▸ **Given problem**: Transcribe the records below exactly as they appear.

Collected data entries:

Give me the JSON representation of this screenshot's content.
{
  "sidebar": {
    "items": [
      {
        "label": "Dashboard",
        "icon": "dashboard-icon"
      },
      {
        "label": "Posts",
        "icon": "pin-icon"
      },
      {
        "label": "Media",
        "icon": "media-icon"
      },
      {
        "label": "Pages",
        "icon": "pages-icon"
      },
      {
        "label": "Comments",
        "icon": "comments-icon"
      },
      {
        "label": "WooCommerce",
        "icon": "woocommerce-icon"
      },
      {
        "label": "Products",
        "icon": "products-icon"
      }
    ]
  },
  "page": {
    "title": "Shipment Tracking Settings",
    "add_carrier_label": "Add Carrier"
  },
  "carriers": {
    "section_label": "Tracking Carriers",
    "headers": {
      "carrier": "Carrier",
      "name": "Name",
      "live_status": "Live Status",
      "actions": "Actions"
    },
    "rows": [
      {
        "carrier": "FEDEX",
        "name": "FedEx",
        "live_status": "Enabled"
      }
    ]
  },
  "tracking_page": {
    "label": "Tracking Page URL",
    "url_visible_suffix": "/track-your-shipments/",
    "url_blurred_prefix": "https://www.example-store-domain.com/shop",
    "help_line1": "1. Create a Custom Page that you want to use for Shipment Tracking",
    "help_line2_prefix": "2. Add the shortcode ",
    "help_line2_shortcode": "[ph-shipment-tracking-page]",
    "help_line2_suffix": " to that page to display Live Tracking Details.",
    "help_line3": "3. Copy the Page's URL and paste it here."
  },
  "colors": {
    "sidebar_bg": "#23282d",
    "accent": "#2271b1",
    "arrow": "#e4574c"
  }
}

▸ **Answer to the problem**:
Give me the JSON representation of this screenshot's content.
{
  "sidebar": {
    "items": [
      {
        "label": "Dashboard",
        "icon": "dashboard-icon"
      },
      {
        "label": "Posts",
        "icon": "pin-icon"
      },
      {
        "label": "Media",
        "icon": "media-icon"
      },
      {
        "label": "Pages",
        "icon": "pages-icon"
      },
      {
        "label": "Comments",
        "icon": "comments-icon"
      },
      {
        "label": "WooCommerce",
        "icon": "woocommerce-icon"
      },
      {
        "label": "Products",
        "icon": "products-icon"
      }
    ]
  },
  "page": {
    "title": "Shipment Tracking Settings",
    "add_carrier_label": "Add Carrier"
  },
  "carriers": {
    "section_label": "Tracking Carriers",
    "headers": {
      "carrier": "Carrier",
      "name": "Name",
      "live_status": "Live Status",
      "actions": "Actions"
    },
    "rows": [
      {
        "carrier": "FEDEX",
        "name": "FedEx",
        "live_status": "Enabled"
      }
    ]
  },
  "tracking_page": {
    "label": "Tracking Page URL",
    "url_visible_suffix": "/track-your-shipments/",
    "url_blurred_prefix": "https://www.example-store-domain.com/shop",
    "help_line1": "1. Create a Custom Page that you want to use for Shipment Tracking",
    "help_line2_prefix": "2. Add the shortcode ",
    "help_line2_shortcode": "[ph-shipment-tracking-page]",
    "help_line2_suffix": " to that page to display Live Tracking Details.",
    "help_line3": "3. Copy the Page's URL and paste it here."
  },
  "colors": {
    "sidebar_bg": "#23282d",
    "accent": "#2271b1",
    "arrow": "#e4574c"
  }
}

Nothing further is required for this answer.